Exercise objective:
Copy each line of the entries beneath that contains the word "että".

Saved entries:
## Begin

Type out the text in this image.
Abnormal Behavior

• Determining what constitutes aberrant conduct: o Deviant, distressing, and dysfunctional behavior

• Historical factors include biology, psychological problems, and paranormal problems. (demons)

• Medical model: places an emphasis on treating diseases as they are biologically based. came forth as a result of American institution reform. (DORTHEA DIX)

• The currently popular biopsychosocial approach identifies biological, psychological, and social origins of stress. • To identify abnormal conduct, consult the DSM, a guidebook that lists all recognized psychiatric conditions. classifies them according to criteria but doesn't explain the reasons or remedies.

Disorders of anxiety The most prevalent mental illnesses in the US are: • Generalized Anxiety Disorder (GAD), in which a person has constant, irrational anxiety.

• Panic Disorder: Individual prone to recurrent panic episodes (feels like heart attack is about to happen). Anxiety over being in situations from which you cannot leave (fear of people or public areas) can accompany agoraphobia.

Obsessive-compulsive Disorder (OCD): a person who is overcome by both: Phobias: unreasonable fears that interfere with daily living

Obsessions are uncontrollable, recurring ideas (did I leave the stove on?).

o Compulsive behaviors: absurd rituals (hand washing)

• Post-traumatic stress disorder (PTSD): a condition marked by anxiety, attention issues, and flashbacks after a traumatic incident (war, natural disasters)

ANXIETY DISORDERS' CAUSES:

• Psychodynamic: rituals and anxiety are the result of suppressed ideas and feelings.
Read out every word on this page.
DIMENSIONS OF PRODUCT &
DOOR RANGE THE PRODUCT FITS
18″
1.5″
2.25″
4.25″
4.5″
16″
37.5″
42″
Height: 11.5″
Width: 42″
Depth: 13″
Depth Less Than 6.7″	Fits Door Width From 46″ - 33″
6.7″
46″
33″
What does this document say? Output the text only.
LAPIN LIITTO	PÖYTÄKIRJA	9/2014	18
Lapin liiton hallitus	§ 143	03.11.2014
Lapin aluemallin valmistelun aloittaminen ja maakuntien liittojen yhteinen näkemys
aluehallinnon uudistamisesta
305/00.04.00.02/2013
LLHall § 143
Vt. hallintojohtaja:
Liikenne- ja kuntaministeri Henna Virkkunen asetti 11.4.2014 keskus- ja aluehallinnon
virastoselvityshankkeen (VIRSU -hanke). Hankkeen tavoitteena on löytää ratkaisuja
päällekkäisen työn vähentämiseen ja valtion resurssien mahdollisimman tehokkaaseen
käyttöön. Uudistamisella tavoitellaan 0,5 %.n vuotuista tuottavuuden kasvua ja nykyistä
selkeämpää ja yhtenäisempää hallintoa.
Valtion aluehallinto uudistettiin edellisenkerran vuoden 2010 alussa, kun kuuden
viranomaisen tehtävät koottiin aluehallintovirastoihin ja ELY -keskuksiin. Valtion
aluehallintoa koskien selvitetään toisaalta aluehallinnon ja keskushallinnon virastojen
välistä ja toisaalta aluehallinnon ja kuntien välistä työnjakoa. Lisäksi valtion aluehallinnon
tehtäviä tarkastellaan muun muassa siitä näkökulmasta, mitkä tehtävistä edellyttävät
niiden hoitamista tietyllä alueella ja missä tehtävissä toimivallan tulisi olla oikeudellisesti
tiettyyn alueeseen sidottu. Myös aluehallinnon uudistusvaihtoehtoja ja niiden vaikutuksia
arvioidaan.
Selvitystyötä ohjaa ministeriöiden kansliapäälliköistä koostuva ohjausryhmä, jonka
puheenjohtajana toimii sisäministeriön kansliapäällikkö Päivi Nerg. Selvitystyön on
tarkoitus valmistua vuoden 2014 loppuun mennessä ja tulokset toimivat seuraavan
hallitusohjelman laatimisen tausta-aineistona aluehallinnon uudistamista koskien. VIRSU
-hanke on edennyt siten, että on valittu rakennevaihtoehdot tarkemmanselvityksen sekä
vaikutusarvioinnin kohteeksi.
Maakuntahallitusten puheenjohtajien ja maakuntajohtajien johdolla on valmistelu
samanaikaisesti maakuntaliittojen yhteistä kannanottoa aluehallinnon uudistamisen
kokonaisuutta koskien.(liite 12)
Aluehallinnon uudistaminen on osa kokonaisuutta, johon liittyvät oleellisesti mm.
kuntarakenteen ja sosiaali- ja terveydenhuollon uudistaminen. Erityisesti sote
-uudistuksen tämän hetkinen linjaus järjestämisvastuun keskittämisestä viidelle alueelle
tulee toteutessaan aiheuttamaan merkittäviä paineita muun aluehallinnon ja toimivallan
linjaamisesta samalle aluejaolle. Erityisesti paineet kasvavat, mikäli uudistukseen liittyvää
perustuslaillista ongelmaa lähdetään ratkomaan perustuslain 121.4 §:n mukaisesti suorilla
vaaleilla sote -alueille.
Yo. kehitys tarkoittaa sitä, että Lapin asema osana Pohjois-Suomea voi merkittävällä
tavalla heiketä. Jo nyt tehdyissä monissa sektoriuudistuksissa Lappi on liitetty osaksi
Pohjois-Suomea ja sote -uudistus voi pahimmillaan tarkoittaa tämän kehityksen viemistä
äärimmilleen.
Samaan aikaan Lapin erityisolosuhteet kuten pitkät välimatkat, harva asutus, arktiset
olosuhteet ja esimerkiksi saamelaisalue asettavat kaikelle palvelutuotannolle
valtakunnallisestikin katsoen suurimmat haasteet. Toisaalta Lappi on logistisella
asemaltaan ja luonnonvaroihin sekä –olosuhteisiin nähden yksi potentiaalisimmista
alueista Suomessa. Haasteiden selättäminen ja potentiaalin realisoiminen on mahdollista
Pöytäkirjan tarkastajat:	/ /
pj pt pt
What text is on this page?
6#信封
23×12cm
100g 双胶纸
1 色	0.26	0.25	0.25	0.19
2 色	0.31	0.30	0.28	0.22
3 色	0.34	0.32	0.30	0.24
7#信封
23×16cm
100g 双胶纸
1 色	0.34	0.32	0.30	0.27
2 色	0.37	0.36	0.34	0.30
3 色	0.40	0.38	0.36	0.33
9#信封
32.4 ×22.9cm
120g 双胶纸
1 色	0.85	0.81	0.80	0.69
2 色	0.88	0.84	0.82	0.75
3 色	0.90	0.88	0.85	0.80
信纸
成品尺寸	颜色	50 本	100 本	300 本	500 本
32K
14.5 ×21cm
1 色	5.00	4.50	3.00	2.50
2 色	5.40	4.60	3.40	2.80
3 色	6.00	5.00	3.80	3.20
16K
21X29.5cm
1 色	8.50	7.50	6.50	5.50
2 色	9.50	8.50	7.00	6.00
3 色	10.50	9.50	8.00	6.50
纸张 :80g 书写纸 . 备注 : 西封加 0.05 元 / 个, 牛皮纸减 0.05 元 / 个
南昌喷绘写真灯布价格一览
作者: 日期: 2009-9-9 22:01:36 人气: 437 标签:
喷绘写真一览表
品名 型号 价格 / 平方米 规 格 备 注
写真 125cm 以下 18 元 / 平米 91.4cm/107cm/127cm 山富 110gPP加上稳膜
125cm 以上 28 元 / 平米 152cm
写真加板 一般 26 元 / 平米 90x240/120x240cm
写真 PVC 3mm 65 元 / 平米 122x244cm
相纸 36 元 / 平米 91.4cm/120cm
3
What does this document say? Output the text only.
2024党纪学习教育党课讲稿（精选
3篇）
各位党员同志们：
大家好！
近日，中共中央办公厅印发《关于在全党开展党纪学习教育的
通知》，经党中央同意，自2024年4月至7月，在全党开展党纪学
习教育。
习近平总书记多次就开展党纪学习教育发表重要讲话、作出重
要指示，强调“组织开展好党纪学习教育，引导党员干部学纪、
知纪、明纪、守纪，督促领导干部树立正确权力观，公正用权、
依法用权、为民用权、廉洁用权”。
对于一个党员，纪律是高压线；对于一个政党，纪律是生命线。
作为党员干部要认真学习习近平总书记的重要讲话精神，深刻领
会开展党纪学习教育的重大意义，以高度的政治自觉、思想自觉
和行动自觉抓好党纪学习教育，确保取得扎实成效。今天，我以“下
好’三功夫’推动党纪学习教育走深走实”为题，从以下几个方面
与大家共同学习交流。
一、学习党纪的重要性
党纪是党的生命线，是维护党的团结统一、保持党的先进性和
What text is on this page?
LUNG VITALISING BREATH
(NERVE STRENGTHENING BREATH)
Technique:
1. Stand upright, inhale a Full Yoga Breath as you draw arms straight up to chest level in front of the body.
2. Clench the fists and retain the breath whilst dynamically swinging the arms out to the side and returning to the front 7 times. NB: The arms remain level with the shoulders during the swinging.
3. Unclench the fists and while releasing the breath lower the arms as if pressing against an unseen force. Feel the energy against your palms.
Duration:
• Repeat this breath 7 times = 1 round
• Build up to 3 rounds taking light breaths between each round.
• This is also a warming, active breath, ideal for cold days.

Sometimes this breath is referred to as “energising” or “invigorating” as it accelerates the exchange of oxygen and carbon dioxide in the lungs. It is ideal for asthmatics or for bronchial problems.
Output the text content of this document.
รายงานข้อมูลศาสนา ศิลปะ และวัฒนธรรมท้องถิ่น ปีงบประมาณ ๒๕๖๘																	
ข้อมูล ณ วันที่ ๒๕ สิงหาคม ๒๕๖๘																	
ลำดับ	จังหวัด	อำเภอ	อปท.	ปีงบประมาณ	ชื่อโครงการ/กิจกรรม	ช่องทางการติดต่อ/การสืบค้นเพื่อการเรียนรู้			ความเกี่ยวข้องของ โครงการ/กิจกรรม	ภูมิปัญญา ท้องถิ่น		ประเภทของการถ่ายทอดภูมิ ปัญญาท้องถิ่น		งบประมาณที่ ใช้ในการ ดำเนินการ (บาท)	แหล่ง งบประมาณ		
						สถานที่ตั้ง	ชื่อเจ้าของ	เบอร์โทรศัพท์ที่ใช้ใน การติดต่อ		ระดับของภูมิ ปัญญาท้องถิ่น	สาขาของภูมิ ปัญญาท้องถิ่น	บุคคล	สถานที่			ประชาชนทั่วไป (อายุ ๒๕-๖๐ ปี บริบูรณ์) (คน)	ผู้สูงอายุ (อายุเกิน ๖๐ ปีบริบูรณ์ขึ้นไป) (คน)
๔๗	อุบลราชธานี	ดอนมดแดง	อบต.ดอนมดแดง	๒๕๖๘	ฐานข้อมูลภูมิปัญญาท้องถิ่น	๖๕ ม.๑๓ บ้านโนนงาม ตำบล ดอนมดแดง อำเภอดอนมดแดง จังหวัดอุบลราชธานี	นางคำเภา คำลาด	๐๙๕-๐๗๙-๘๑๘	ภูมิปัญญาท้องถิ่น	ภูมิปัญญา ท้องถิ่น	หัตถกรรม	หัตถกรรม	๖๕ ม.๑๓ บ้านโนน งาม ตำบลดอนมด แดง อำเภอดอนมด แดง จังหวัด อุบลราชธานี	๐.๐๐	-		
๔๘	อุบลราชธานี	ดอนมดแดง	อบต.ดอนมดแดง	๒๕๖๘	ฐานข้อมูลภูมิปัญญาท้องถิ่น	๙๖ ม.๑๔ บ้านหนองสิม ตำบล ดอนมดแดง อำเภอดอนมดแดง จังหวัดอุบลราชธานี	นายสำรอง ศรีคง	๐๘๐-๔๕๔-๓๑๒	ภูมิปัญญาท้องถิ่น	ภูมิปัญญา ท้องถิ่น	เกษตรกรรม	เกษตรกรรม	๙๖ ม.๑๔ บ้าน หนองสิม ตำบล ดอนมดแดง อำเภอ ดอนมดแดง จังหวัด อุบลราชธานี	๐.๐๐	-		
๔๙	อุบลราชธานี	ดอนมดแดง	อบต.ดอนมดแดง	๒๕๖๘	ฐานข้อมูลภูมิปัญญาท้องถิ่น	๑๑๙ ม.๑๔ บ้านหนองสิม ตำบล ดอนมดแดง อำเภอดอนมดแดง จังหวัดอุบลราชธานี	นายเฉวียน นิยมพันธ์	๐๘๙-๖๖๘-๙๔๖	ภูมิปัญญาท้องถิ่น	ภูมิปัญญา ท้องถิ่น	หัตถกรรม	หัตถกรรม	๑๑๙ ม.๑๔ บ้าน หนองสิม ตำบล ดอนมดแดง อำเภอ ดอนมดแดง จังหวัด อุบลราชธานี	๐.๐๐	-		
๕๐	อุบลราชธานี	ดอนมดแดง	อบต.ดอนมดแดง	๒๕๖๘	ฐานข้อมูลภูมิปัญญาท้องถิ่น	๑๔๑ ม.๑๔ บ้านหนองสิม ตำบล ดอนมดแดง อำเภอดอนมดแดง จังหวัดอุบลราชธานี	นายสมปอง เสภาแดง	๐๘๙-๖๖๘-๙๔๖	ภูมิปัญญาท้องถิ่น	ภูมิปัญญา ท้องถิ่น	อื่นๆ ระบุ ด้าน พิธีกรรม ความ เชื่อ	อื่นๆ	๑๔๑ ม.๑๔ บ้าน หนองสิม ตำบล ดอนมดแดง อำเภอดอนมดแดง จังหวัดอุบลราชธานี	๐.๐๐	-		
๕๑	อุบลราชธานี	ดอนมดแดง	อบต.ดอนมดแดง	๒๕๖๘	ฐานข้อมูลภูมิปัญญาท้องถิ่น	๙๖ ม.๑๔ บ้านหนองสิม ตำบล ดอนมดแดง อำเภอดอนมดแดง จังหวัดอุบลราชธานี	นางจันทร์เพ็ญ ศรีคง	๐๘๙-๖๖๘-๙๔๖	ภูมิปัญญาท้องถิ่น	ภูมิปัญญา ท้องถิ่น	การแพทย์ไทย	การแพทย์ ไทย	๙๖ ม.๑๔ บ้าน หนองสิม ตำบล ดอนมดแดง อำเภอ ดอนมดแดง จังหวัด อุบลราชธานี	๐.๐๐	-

## End

Result:
-hanke on edennyt siten, että on valittu rakennevaihtoehdot tarkemmanselvityksen sekä
Yo. kehitys tarkoittaa sitä, että Lapin asema osana Pohjois-Suomea voi merkittävällä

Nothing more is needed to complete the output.